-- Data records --
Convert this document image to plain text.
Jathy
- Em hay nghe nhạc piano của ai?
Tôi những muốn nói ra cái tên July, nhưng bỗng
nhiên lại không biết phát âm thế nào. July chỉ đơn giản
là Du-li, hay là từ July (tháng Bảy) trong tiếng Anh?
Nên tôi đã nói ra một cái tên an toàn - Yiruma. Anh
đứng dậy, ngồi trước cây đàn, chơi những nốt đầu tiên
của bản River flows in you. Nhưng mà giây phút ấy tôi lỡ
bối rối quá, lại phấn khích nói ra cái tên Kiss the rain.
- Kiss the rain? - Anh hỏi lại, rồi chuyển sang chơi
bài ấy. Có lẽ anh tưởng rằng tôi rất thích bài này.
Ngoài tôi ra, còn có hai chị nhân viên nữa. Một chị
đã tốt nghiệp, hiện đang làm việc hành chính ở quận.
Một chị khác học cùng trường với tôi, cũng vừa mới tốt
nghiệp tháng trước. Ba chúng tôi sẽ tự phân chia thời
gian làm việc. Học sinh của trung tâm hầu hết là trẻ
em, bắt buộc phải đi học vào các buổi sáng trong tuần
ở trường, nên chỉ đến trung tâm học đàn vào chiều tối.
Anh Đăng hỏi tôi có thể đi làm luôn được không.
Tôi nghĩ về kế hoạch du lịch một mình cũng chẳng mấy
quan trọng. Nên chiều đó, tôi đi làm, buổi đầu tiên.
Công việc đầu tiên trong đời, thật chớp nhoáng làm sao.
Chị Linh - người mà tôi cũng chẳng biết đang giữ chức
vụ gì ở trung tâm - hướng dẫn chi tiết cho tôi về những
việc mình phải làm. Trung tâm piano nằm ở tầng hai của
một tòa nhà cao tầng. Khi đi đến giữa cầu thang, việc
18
---
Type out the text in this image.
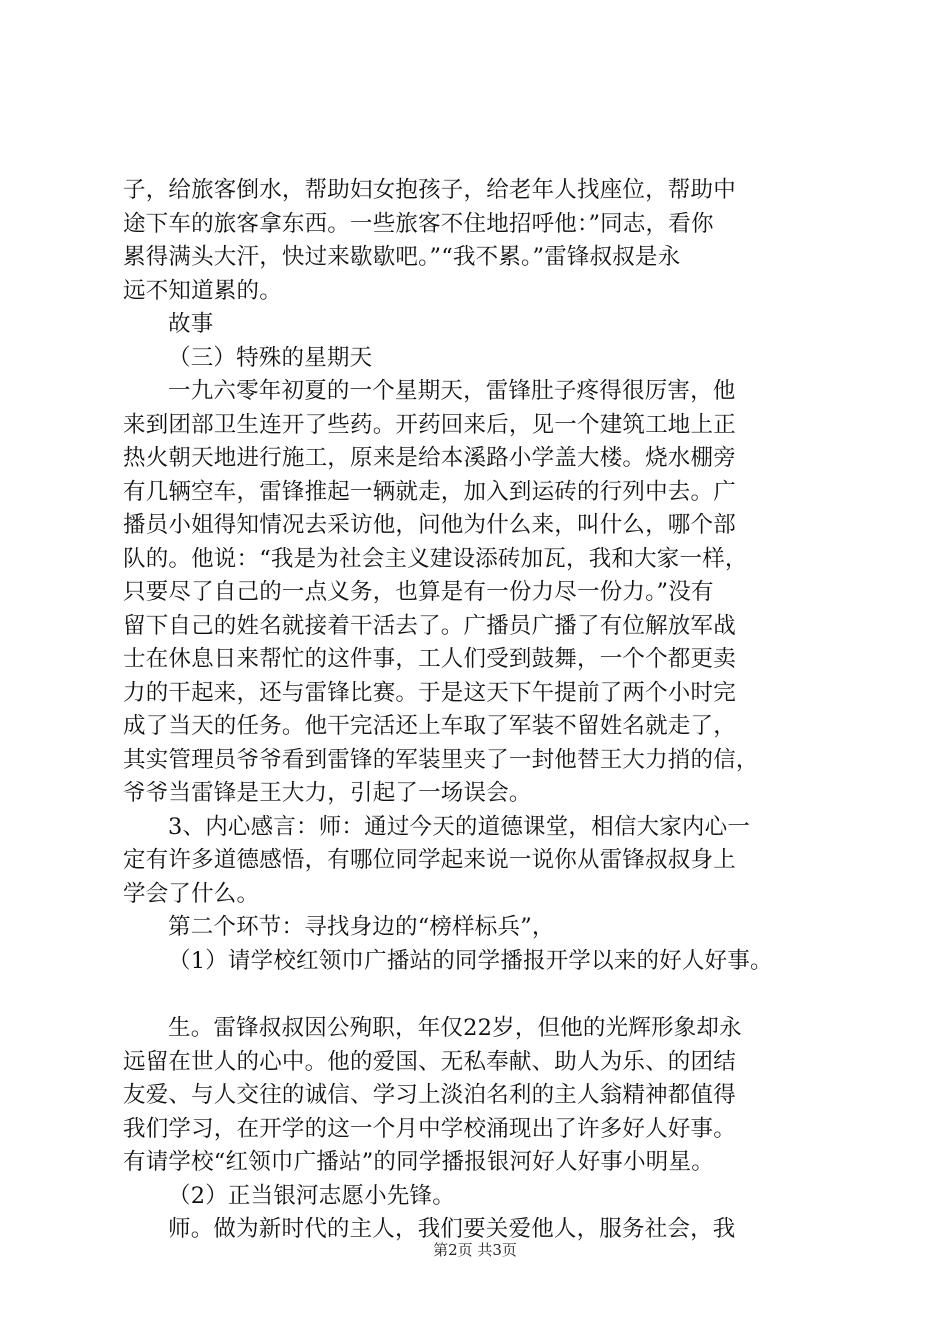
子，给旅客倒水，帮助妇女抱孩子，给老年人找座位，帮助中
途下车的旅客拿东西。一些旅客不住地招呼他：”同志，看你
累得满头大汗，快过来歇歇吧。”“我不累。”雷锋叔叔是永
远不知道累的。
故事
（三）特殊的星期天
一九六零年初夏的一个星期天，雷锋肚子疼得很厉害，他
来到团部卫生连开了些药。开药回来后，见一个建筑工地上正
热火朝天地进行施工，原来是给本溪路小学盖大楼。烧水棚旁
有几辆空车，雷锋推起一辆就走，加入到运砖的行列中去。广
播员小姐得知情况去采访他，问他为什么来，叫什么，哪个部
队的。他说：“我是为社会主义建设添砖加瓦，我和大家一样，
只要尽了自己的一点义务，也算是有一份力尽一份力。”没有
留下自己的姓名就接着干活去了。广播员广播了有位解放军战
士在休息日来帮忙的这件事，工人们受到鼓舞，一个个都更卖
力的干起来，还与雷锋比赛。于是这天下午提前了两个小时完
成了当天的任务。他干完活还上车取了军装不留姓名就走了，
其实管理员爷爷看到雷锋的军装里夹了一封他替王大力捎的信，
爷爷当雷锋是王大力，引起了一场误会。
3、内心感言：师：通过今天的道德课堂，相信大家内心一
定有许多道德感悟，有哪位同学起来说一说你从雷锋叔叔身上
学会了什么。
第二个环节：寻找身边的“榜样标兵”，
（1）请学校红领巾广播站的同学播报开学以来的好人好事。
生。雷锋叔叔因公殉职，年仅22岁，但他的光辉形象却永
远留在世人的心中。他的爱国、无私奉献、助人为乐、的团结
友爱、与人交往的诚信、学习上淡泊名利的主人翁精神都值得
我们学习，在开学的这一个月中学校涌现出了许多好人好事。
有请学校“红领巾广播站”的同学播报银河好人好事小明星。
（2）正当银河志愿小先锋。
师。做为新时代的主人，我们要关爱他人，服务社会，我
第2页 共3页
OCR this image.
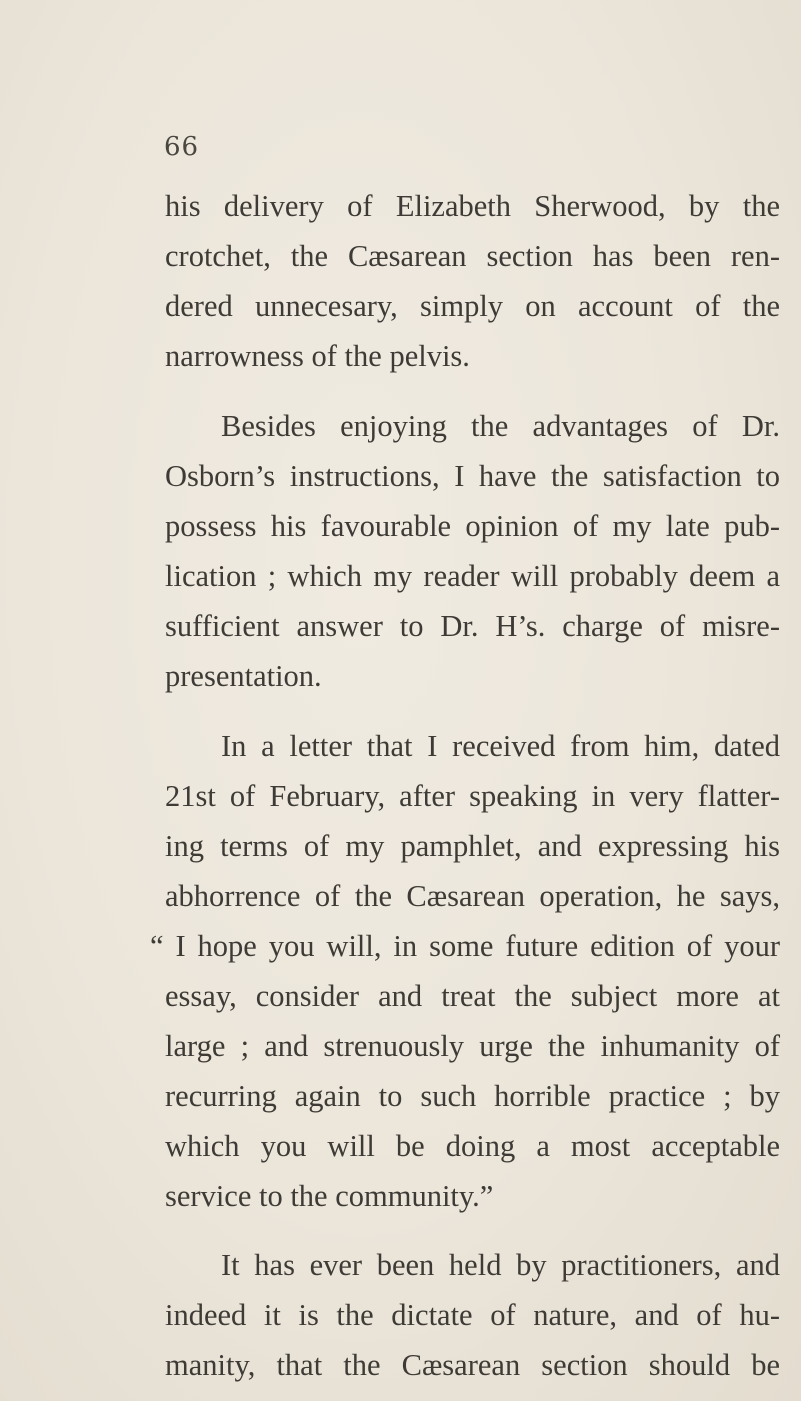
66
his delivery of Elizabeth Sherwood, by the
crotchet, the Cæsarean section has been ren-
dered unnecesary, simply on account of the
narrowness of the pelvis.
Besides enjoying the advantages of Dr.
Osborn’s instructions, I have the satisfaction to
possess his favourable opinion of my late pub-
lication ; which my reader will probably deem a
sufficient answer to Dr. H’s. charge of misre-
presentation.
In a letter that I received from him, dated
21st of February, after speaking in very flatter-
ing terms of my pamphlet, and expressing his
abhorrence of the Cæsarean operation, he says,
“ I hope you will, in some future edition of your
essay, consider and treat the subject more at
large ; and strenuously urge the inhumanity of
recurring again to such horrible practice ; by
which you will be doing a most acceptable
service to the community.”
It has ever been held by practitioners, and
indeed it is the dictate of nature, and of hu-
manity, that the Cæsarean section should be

-- Task objective --
Copy every single line of the material above that holds "trường".

-- Final result --
Một chị khác học cùng trường với tôi, cũng vừa mới tốt
ở trường, nên chỉ đến trung tâm học đàn vào chiều tối.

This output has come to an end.